== Text section ==
# Mabels has some really cute stuff right now



## jozial (Mar 30, 2020)

I'll keep this open for about an hour and invite 2 people at a time. I will PM the dodo code.

Lace-up Dress (Pink, Blue, Purple)
Suspender outfit (multiple colors)
Fedoras
Gothic Headdress (White, red, pink, blue, dark purple, light purple)


*Mabels is on the far left of the map*

*Invites are closed*


----------



## Loubelle (Mar 30, 2020)

could i please come?


----------



## Munyo (Mar 30, 2020)

I will come. ^^


----------



## Pyoopi (Mar 30, 2020)

Aw, I'd be interested in coming!


----------



## rianne (Mar 30, 2020)

Would love to visit when I'm allowed. c:


----------



## jozial (Mar 30, 2020)

Sent you both the code 

- - - Post Merge - - -

Pyoopi and rianne will be next~!


----------



## Tenocht (Mar 30, 2020)

May I come? please.


----------



## KeatAlex (Mar 30, 2020)

If you have room, I'd like to come :3


----------



## p e p p e r (Mar 30, 2020)

i’d love to visit


----------



## Luxen (Mar 30, 2020)

Oh, I've been looking forward to getting some suspenders!
Would love to visit when there's an open spot available.


----------



## corlee1289 (Mar 30, 2020)

Could I come visit when available?


----------



## leohyrule (Mar 30, 2020)

Could I come too?


----------



## jozial (Mar 30, 2020)

Next 2 invites have been sent, Tenocht and KeatAlex are next in line 

- - - Post Merge - - -

Group 3: Tenocht, KeatAlex
Group 4: Pepper,Luxen
Group 5: corlee1289, leohyrule


----------



## Stelline (Mar 30, 2020)

When there is space, I'd love to visit! Thank you


----------



## Biancasbotique (Mar 30, 2020)

can i come


----------



## Derpyliciousmiku (Mar 30, 2020)

Id love to come when you have room!


----------



## WatermelonPuff (Mar 30, 2020)

I'd love to visit if it's still possible.


----------



## jozial (Mar 30, 2020)

*INVITES ARE CLOSED AFTER THIS POST! *


Group 3: Tenocht, KeatAlex, Pyoopi  *- done*
Group 4: Pepper,Luxen *- done*
Group 5: leohyrule *- done*
Group 6: Stelline, Biancasbotique, corlee1289 *- done*
Group 7: Derpyliciousmiku, WatermelonPuff *- invites out*


----------



## corlee1289 (Mar 30, 2020)

Thank you for having me over!!


----------

== Work instructions ==
State whether each statement agrees with the Mabels thread, answering yes or no and quoting the exact words of the thread that decide it. 1. The Gothic Headdress is offered in six colors. 2. Mabels is on the far right of the map. 3. In the last group list, corlee1289 is placed in Group 5.

(Layout records)
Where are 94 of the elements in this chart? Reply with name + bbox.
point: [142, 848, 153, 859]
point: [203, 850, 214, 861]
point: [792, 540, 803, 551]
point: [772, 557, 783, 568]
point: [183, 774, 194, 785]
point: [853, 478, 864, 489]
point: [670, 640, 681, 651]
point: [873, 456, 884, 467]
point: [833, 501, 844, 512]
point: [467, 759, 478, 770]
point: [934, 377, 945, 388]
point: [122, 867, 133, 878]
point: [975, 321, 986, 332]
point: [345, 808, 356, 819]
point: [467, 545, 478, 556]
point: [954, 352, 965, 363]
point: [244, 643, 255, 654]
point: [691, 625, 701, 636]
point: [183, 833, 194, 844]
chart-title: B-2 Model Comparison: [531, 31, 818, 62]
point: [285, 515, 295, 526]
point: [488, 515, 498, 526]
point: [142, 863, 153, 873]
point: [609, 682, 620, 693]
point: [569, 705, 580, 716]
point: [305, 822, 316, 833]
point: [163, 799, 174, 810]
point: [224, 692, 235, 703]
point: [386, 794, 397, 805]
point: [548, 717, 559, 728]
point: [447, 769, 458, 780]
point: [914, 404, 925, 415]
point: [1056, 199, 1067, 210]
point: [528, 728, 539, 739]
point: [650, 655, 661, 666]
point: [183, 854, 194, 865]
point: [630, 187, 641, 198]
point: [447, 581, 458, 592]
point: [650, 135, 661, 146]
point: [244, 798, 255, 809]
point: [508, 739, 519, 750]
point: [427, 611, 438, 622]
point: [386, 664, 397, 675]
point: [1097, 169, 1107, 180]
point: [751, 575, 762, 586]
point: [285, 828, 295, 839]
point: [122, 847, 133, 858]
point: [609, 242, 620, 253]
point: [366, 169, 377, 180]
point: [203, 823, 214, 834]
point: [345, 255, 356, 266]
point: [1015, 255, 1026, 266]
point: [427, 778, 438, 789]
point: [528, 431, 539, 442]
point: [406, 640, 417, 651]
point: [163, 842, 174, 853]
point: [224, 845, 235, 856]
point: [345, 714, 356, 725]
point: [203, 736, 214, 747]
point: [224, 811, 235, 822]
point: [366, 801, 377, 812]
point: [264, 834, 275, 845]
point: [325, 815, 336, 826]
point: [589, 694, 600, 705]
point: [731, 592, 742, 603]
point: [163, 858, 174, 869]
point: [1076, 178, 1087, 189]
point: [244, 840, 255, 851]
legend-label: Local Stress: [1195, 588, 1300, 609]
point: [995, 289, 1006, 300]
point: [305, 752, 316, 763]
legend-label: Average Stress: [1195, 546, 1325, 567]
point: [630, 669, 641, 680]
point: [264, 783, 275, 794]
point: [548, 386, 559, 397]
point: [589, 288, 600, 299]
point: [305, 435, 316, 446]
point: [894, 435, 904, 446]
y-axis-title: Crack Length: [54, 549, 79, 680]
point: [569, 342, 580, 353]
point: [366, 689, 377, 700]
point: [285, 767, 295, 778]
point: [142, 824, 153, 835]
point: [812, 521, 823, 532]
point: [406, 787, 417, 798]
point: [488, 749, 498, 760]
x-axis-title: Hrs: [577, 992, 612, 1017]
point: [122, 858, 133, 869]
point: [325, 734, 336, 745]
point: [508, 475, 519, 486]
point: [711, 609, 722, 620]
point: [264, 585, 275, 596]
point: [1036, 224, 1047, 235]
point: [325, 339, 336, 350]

== The reply ==
1. Yes: "Gothic Headdress (White, red, pink, blue, dark purple, light purple)"
2. No: "Mabels is on the far left of the map"
3. No: "Group 6: Stelline, Biancasbotique, corlee1289"